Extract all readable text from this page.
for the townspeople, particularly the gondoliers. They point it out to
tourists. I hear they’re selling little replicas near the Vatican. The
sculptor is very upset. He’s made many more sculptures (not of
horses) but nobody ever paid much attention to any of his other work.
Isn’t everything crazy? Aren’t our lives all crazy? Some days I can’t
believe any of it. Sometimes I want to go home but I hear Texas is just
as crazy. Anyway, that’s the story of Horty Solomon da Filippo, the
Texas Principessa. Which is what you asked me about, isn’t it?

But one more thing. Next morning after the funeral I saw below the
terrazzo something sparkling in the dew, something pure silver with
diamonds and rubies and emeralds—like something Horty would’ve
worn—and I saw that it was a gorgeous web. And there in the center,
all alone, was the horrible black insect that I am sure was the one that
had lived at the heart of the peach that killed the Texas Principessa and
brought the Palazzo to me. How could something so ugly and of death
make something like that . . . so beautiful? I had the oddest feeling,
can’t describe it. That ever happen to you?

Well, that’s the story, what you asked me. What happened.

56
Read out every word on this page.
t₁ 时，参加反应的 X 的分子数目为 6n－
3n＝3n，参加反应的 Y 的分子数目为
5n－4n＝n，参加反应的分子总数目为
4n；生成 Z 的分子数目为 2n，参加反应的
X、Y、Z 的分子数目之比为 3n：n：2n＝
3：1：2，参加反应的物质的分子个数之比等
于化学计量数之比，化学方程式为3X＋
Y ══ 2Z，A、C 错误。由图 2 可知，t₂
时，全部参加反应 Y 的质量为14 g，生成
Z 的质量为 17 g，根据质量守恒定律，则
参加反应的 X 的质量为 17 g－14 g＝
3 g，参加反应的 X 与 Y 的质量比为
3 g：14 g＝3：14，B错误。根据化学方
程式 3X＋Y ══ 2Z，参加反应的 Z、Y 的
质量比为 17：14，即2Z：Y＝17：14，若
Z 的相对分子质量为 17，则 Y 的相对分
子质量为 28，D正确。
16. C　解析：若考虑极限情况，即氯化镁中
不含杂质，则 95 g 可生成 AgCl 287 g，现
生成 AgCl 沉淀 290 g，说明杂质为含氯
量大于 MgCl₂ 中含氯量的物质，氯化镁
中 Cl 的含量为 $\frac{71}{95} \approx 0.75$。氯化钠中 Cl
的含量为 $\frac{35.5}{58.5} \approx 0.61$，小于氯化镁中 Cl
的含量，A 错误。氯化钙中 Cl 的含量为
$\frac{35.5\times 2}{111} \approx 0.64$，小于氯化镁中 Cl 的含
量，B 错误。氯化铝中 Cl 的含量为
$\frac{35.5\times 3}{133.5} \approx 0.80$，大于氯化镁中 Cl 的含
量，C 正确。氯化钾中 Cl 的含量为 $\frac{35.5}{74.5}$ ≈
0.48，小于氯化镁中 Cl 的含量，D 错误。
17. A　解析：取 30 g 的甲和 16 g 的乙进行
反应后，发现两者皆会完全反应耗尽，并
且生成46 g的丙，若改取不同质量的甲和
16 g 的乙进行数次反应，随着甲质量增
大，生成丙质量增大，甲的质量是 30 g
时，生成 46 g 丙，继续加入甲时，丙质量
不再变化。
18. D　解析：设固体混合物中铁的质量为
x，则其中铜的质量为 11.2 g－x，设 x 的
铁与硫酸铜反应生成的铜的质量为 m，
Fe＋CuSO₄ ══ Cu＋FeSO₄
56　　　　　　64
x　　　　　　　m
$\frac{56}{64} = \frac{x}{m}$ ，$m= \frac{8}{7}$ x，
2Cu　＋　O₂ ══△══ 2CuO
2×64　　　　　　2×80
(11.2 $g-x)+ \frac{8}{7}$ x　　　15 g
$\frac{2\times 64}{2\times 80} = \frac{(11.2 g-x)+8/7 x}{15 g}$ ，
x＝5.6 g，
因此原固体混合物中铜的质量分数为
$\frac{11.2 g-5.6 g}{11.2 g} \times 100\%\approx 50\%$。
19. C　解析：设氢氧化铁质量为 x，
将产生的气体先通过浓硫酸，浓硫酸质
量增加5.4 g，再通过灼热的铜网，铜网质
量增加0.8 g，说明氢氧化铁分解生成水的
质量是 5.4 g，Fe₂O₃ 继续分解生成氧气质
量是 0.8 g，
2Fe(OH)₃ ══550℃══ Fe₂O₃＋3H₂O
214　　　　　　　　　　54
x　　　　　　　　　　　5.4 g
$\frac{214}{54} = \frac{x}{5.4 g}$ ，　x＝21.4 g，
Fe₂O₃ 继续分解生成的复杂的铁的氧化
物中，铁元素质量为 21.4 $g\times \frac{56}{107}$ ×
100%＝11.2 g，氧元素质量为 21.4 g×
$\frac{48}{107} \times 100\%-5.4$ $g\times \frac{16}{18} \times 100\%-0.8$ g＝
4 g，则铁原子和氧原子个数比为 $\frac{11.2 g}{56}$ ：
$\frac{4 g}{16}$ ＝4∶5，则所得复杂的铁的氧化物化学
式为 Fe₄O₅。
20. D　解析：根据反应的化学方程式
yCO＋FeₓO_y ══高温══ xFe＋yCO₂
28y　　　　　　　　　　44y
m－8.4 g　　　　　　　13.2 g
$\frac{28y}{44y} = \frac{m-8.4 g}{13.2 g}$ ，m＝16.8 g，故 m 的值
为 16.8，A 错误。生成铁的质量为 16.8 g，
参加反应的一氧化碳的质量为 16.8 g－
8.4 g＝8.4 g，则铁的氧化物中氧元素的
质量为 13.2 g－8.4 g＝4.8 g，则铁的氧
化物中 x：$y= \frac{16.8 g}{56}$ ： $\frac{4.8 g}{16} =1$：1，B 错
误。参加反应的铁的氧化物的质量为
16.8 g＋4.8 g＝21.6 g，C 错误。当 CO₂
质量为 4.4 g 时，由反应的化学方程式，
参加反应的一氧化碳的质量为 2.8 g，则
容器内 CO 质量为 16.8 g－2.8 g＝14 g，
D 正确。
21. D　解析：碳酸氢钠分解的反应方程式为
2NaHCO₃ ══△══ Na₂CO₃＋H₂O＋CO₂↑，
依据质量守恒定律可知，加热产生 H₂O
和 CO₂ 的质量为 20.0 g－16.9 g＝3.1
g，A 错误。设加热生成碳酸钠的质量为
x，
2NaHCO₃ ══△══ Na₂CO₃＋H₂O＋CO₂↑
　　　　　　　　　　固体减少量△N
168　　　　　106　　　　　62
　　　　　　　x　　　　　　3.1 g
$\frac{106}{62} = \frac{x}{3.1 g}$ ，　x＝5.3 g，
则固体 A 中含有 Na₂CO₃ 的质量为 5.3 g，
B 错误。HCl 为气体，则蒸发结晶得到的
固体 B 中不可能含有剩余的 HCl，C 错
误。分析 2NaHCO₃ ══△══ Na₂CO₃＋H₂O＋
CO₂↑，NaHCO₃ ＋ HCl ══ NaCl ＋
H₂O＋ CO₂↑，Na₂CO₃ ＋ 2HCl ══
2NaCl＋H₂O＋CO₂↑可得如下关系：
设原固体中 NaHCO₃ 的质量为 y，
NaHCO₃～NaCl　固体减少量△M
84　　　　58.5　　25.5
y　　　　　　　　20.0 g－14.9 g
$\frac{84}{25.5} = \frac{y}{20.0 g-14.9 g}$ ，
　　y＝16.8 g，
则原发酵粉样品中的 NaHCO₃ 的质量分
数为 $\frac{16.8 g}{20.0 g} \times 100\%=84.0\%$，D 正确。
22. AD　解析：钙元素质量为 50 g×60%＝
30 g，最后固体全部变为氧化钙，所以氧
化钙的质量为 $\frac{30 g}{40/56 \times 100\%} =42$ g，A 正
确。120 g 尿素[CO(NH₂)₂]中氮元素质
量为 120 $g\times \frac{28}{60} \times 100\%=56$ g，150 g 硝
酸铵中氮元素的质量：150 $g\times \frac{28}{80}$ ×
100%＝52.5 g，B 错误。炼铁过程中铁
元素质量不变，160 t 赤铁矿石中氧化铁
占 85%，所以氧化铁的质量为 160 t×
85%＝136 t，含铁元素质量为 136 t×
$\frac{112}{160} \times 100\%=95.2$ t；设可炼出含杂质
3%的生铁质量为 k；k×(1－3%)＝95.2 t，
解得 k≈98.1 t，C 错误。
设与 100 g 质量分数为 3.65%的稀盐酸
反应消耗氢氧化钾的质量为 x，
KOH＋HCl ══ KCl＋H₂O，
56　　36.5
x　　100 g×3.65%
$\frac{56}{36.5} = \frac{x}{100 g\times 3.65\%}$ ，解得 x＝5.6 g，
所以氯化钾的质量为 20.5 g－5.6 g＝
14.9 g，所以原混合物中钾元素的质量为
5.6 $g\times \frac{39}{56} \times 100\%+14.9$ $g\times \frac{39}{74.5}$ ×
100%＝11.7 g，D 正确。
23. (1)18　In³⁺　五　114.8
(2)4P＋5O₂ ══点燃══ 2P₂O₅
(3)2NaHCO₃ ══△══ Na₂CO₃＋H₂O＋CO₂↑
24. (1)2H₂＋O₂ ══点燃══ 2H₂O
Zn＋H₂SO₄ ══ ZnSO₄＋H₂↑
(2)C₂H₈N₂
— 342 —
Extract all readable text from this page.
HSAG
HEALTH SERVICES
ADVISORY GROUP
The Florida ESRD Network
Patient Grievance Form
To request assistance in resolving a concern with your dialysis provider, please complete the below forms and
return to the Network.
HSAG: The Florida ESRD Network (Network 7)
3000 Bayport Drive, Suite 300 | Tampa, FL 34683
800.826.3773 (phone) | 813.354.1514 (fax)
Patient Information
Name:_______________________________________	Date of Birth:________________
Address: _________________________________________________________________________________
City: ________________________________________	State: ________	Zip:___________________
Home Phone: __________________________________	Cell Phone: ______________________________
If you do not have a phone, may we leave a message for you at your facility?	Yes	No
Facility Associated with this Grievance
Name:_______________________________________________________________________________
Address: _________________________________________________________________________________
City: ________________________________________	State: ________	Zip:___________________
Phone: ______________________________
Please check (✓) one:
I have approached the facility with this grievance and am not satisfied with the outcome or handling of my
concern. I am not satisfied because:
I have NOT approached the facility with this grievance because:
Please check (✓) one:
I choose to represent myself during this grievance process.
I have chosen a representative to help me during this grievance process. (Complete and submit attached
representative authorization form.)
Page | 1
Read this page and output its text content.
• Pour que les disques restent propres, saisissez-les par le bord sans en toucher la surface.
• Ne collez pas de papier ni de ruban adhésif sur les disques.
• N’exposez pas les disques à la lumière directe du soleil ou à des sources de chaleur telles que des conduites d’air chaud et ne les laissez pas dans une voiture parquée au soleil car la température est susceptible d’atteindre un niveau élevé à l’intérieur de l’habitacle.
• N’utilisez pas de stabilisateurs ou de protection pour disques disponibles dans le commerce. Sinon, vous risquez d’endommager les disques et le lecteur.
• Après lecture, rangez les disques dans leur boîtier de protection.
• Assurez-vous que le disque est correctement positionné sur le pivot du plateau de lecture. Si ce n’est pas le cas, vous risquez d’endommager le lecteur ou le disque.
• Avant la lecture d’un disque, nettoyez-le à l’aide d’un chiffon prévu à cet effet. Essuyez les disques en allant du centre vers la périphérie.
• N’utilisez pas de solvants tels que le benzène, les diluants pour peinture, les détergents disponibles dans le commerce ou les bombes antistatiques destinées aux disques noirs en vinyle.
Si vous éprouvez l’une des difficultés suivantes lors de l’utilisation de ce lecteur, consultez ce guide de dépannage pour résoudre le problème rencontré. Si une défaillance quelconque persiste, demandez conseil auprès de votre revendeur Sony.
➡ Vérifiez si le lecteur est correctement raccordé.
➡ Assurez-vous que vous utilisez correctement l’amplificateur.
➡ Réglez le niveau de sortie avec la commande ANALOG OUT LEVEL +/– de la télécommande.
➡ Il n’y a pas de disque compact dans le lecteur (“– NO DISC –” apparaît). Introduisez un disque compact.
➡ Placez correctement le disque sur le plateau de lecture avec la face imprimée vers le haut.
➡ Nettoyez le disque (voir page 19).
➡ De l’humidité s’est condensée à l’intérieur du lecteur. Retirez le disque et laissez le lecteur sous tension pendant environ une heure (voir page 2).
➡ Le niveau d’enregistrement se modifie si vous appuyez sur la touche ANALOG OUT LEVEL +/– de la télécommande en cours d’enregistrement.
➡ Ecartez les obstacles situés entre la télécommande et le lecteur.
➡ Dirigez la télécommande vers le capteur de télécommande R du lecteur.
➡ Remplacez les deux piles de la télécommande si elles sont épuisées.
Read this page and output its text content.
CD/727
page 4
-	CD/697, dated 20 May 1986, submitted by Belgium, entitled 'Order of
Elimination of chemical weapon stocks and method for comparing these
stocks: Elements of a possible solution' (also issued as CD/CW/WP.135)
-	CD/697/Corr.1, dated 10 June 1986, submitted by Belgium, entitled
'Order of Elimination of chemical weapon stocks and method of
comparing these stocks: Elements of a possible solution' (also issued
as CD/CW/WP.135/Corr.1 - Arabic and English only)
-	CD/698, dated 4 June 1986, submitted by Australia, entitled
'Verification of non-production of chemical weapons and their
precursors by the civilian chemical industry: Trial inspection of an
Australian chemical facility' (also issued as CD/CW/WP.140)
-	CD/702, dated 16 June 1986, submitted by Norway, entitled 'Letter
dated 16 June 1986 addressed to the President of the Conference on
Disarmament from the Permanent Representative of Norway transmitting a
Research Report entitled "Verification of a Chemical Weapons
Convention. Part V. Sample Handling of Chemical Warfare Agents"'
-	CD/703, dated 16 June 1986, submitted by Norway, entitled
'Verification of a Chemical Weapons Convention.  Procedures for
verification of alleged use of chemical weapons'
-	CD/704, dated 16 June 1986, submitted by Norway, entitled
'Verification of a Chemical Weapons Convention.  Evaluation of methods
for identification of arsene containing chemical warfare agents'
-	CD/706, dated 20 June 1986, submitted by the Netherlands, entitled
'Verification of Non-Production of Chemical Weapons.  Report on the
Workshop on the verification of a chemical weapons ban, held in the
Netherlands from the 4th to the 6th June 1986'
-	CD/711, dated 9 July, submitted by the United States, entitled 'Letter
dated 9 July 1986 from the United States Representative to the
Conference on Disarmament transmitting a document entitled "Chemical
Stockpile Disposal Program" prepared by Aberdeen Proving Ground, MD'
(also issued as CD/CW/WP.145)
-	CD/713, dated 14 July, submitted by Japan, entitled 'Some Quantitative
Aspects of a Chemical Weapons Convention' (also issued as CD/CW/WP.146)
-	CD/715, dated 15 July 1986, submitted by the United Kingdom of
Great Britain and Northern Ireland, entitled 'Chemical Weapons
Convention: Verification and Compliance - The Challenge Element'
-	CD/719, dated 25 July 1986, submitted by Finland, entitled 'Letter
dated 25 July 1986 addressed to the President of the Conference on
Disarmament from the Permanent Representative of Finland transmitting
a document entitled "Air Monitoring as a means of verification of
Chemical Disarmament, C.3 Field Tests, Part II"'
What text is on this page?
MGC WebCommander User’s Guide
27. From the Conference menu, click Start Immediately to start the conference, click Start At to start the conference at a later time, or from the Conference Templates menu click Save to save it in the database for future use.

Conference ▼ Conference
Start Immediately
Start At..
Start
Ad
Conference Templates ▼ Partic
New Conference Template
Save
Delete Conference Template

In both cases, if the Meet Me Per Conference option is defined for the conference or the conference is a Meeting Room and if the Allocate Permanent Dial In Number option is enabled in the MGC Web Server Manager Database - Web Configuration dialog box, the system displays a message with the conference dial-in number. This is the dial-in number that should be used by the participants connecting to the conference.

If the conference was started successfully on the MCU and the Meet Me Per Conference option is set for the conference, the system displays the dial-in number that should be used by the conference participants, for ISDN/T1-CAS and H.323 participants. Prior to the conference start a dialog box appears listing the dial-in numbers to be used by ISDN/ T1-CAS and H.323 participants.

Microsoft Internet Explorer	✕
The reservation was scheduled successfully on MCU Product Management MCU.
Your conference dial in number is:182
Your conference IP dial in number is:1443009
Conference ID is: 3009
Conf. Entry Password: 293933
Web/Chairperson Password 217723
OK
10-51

» Written exercise
Whenever "vers" turns up in a line, pick that line out.

» Exercise output
• Avant la lecture d’un disque, nettoyez-le à l’aide d’un chiffon prévu à cet effet. Essuyez les disques en allant du centre vers la périphérie.
➡ Placez correctement le disque sur le plateau de lecture avec la face imprimée vers le haut.
➡ Dirigez la télécommande vers le capteur de télécommande R du lecteur.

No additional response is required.